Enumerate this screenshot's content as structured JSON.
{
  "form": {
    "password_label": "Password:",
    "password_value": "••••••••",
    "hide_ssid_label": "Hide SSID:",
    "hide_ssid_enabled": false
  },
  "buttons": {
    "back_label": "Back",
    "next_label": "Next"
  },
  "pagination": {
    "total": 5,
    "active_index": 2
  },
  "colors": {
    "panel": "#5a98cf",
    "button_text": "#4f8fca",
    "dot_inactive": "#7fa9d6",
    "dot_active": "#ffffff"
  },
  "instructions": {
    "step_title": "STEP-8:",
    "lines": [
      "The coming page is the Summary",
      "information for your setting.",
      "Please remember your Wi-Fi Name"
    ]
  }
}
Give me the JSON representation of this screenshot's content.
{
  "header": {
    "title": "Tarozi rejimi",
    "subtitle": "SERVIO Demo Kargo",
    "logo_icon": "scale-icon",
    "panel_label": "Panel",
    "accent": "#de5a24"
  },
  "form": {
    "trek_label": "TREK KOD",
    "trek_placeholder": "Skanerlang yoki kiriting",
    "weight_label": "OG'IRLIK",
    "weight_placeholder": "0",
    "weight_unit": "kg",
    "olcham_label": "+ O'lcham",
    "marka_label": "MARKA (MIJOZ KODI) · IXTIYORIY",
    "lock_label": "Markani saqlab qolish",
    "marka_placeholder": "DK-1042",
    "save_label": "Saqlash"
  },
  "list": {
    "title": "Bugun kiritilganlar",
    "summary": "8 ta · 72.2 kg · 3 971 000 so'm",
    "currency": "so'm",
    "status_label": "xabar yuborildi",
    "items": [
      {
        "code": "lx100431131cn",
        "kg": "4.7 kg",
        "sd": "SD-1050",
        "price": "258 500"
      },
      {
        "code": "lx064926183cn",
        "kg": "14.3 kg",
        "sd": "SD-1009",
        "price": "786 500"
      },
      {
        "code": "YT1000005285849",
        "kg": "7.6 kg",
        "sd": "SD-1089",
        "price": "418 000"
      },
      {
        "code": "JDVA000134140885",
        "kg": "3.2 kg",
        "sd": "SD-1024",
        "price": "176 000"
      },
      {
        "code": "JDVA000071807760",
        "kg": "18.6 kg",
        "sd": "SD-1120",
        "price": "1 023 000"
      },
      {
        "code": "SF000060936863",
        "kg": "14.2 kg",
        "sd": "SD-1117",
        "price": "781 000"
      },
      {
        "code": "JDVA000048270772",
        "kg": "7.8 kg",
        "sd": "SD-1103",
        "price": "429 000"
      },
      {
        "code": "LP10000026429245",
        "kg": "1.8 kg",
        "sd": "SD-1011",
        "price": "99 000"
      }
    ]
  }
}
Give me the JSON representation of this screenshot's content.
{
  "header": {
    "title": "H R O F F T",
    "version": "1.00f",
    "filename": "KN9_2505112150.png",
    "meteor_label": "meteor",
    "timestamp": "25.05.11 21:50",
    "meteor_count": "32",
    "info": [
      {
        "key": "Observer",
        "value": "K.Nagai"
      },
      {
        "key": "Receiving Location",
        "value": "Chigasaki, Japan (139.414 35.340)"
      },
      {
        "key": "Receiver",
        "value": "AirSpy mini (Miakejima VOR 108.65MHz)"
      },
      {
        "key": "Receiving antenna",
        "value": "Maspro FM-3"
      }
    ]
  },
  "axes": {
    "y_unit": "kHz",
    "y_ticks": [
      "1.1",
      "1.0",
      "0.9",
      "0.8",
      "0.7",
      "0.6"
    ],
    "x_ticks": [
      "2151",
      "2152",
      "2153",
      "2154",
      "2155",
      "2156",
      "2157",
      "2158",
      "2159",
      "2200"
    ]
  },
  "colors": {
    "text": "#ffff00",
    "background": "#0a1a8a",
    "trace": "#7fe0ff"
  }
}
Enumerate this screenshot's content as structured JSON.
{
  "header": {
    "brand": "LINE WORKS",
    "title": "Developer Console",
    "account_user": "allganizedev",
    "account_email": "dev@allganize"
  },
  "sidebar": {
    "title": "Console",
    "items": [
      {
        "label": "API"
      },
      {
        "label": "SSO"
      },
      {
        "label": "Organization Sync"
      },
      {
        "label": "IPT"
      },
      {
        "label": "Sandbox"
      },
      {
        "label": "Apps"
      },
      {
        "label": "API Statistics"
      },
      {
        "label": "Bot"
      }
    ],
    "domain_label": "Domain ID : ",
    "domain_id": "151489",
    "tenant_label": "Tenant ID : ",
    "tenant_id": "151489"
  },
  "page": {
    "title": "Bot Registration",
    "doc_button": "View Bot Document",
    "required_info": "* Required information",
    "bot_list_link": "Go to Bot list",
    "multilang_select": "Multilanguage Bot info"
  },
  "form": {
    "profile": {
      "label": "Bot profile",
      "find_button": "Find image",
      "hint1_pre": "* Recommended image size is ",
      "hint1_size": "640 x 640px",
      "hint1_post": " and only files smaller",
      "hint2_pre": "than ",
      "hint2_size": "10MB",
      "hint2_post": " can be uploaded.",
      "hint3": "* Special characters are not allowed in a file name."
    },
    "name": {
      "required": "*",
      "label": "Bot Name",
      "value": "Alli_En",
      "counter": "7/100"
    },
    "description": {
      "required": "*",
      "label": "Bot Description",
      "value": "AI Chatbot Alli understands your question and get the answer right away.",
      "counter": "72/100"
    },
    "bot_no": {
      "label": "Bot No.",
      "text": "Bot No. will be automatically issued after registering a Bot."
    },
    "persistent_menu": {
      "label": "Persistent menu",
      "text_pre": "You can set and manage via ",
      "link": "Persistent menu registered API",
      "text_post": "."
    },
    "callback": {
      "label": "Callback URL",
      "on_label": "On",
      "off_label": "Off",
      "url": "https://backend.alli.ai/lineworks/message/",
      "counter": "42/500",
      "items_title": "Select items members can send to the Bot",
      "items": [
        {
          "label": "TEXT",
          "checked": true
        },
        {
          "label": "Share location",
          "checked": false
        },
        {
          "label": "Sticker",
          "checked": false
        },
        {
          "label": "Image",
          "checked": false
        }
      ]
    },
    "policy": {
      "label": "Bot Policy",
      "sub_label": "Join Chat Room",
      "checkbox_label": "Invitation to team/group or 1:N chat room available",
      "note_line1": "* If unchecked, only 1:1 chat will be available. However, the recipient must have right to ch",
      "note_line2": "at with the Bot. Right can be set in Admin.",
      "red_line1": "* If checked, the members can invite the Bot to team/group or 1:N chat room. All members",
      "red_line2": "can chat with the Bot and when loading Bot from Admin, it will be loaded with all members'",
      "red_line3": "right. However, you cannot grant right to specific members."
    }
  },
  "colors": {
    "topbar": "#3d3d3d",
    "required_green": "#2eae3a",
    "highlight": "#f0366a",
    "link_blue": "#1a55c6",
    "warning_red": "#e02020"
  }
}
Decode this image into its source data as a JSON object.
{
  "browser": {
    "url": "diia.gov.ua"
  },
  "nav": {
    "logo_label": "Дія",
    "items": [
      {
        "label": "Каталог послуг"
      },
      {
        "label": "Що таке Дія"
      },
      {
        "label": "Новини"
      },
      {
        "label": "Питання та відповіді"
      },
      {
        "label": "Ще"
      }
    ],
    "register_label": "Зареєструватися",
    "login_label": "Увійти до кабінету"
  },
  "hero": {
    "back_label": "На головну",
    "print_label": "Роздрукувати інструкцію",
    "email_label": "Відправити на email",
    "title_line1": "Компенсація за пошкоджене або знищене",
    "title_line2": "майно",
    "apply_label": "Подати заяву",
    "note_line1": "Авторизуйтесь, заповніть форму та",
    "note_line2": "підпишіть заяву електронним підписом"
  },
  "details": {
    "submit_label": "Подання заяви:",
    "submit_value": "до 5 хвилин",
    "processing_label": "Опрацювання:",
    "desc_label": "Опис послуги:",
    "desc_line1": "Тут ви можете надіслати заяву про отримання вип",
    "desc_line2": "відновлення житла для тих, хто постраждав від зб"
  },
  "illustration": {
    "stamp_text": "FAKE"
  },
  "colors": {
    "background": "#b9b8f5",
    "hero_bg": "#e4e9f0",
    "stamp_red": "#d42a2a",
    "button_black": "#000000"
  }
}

Task details: Show, from the listing above, each line that contains the word "team".

Answer:
      "checkbox_label": "Invitation to team/group or 1:N chat room available",
      "red_line1": "* If checked, the members can invite the Bot to team/group or 1:N chat room. All members",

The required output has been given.